DIRECTIONS FOR THIS TASK:
Exclude the pictures and reproduce the remaining data exactly as written.

━━━━━ SUPPLIED MATERIAL

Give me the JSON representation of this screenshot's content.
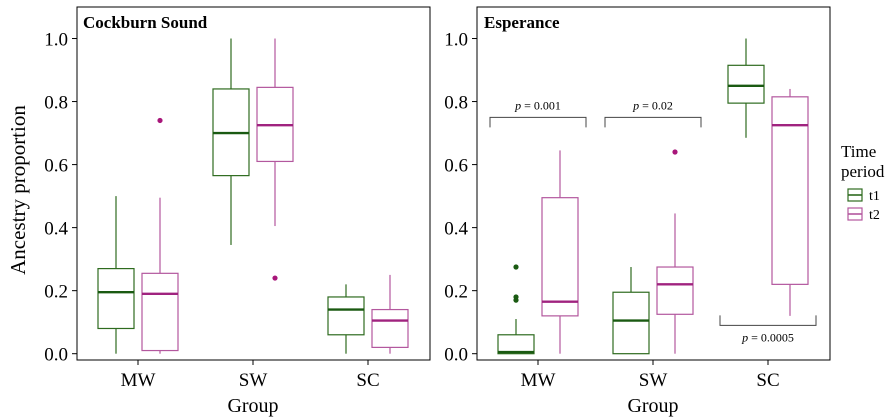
{
  "chart_data": [
    {
      "type": "boxplot",
      "title": "Cockburn Sound",
      "xlabel": "Group",
      "ylabel": "Ancestry proportion",
      "ylim": [
        -0.02,
        1.1
      ],
      "yticks": [
        "0.0",
        "0.2",
        "0.4",
        "0.6",
        "0.8",
        "1.0"
      ],
      "categories": [
        "MW",
        "SW",
        "SC"
      ],
      "series": [
        {
          "name": "t1",
          "boxes": [
            {
              "category": "MW",
              "min": 0.0,
              "q1": 0.08,
              "median": 0.195,
              "q3": 0.27,
              "max": 0.5,
              "outliers": []
            },
            {
              "category": "SW",
              "min": 0.345,
              "q1": 0.565,
              "median": 0.7,
              "q3": 0.84,
              "max": 1.0,
              "outliers": []
            },
            {
              "category": "SC",
              "min": 0.0,
              "q1": 0.06,
              "median": 0.14,
              "q3": 0.18,
              "max": 0.22,
              "outliers": []
            }
          ]
        },
        {
          "name": "t2",
          "boxes": [
            {
              "category": "MW",
              "min": 0.0,
              "q1": 0.01,
              "median": 0.19,
              "q3": 0.255,
              "max": 0.495,
              "outliers": [
                0.74
              ]
            },
            {
              "category": "SW",
              "min": 0.405,
              "q1": 0.61,
              "median": 0.725,
              "q3": 0.845,
              "max": 1.0,
              "outliers": [
                0.24
              ]
            },
            {
              "category": "SC",
              "min": 0.0,
              "q1": 0.02,
              "median": 0.105,
              "q3": 0.14,
              "max": 0.25,
              "outliers": []
            }
          ]
        }
      ],
      "annotations": []
    },
    {
      "type": "boxplot",
      "title": "Esperance",
      "xlabel": "Group",
      "ylabel": "",
      "ylim": [
        -0.02,
        1.1
      ],
      "yticks": [
        "0.0",
        "0.2",
        "0.4",
        "0.6",
        "0.8",
        "1.0"
      ],
      "categories": [
        "MW",
        "SW",
        "SC"
      ],
      "series": [
        {
          "name": "t1",
          "boxes": [
            {
              "category": "MW",
              "min": 0.0,
              "q1": 0.0,
              "median": 0.005,
              "q3": 0.06,
              "max": 0.11,
              "outliers": [
                0.17,
                0.18,
                0.275
              ]
            },
            {
              "category": "SW",
              "min": 0.0,
              "q1": 0.0,
              "median": 0.105,
              "q3": 0.195,
              "max": 0.275,
              "outliers": []
            },
            {
              "category": "SC",
              "min": 0.685,
              "q1": 0.795,
              "median": 0.85,
              "q3": 0.915,
              "max": 1.0,
              "outliers": []
            }
          ]
        },
        {
          "name": "t2",
          "boxes": [
            {
              "category": "MW",
              "min": 0.0,
              "q1": 0.12,
              "median": 0.165,
              "q3": 0.495,
              "max": 0.645,
              "outliers": []
            },
            {
              "category": "SW",
              "min": 0.0,
              "q1": 0.125,
              "median": 0.22,
              "q3": 0.275,
              "max": 0.445,
              "outliers": [
                0.64
              ]
            },
            {
              "category": "SC",
              "min": 0.12,
              "q1": 0.22,
              "median": 0.725,
              "q3": 0.815,
              "max": 0.84,
              "outliers": []
            }
          ]
        }
      ],
      "annotations": [
        {
          "italic": "p",
          "rest": " = 0.001",
          "category": "MW",
          "y": 0.75,
          "side": "above"
        },
        {
          "italic": "p",
          "rest": " = 0.02",
          "category": "SW",
          "y": 0.75,
          "side": "above"
        },
        {
          "italic": "p",
          "rest": " = 0.0005",
          "category": "SC",
          "y": 0.09,
          "side": "below"
        }
      ]
    }
  ],
  "legend": {
    "title_line1": "Time",
    "title_line2": "period",
    "items": [
      {
        "label": "t1",
        "color": "#2e6b1f"
      },
      {
        "label": "t2",
        "color": "#b3589e"
      }
    ]
  },
  "colors": {
    "t1_box": "#2e6b1f",
    "t1_median": "#1a5a12",
    "t2_box": "#b3589e",
    "t2_median": "#a0237f",
    "t2_outlier": "#a8167a",
    "t1_outlier": "#1a5a12"
  }
}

━━━━━━━━━━

TASK OUTPUT:
Give me the JSON representation of this screenshot's content.
{
  "chart_data": [
    {
      "type": "boxplot",
      "title": "Cockburn Sound",
      "xlabel": "Group",
      "ylabel": "Ancestry proportion",
      "ylim": [
        -0.02,
        1.1
      ],
      "yticks": [
        "0.0",
        "0.2",
        "0.4",
        "0.6",
        "0.8",
        "1.0"
      ],
      "categories": [
        "MW",
        "SW",
        "SC"
      ],
      "series": [
        {
          "name": "t1",
          "boxes": [
            {
              "category": "MW",
              "min": 0.0,
              "q1": 0.08,
              "median": 0.195,
              "q3": 0.27,
              "max": 0.5,
              "outliers": []
            },
            {
              "category": "SW",
              "min": 0.345,
              "q1": 0.565,
              "median": 0.7,
              "q3": 0.84,
              "max": 1.0,
              "outliers": []
            },
            {
              "category": "SC",
              "min": 0.0,
              "q1": 0.06,
              "median": 0.14,
              "q3": 0.18,
              "max": 0.22,
              "outliers": []
            }
          ]
        },
        {
          "name": "t2",
          "boxes": [
            {
              "category": "MW",
              "min": 0.0,
              "q1": 0.01,
              "median": 0.19,
              "q3": 0.255,
              "max": 0.495,
              "outliers": [
                0.74
              ]
            },
            {
              "category": "SW",
              "min": 0.405,
              "q1": 0.61,
              "median": 0.725,
              "q3": 0.845,
              "max": 1.0,
              "outliers": [
                0.24
              ]
            },
            {
              "category": "SC",
              "min": 0.0,
              "q1": 0.02,
              "median": 0.105,
              "q3": 0.14,
              "max": 0.25,
              "outliers": []
            }
          ]
        }
      ],
      "annotations": []
    },
    {
      "type": "boxplot",
      "title": "Esperance",
      "xlabel": "Group",
      "ylabel": "",
      "ylim": [
        -0.02,
        1.1
      ],
      "yticks": [
        "0.0",
        "0.2",
        "0.4",
        "0.6",
        "0.8",
        "1.0"
      ],
      "categories": [
        "MW",
        "SW",
        "SC"
      ],
      "series": [
        {
          "name": "t1",
          "boxes": [
            {
              "category": "MW",
              "min": 0.0,
              "q1": 0.0,
              "median": 0.005,
              "q3": 0.06,
              "max": 0.11,
              "outliers": [
                0.17,
                0.18,
                0.275
              ]
            },
            {
              "category": "SW",
              "min": 0.0,
              "q1": 0.0,
              "median": 0.105,
              "q3": 0.195,
              "max": 0.275,
              "outliers": []
            },
            {
              "category": "SC",
              "min": 0.685,
              "q1": 0.795,
              "median": 0.85,
              "q3": 0.915,
              "max": 1.0,
              "outliers": []
            }
          ]
        },
        {
          "name": "t2",
          "boxes": [
            {
              "category": "MW",
              "min": 0.0,
              "q1": 0.12,
              "median": 0.165,
              "q3": 0.495,
              "max": 0.645,
              "outliers": []
            },
            {
              "category": "SW",
              "min": 0.0,
              "q1": 0.125,
              "median": 0.22,
              "q3": 0.275,
              "max": 0.445,
              "outliers": [
                0.64
              ]
            },
            {
              "category": "SC",
              "min": 0.12,
              "q1": 0.22,
              "median": 0.725,
              "q3": 0.815,
              "max": 0.84,
              "outliers": []
            }
          ]
        }
      ],
      "annotations": [
        {
          "italic": "p",
          "rest": " = 0.001",
          "category": "MW",
          "y": 0.75,
          "side": "above"
        },
        {
          "italic": "p",
          "rest": " = 0.02",
          "category": "SW",
          "y": 0.75,
          "side": "above"
        },
        {
          "italic": "p",
          "rest": " = 0.0005",
          "category": "SC",
          "y": 0.09,
          "side": "below"
        }
      ]
    }
  ],
  "legend": {
    "title_line1": "Time",
    "title_line2": "period",
    "items": [
      {
        "label": "t1",
        "color": "#2e6b1f"
      },
      {
        "label": "t2",
        "color": "#b3589e"
      }
    ]
  },
  "colors": {
    "t1_box": "#2e6b1f",
    "t1_median": "#1a5a12",
    "t2_box": "#b3589e",
    "t2_median": "#a0237f",
    "t2_outlier": "#a8167a",
    "t1_outlier": "#1a5a12"
  }
}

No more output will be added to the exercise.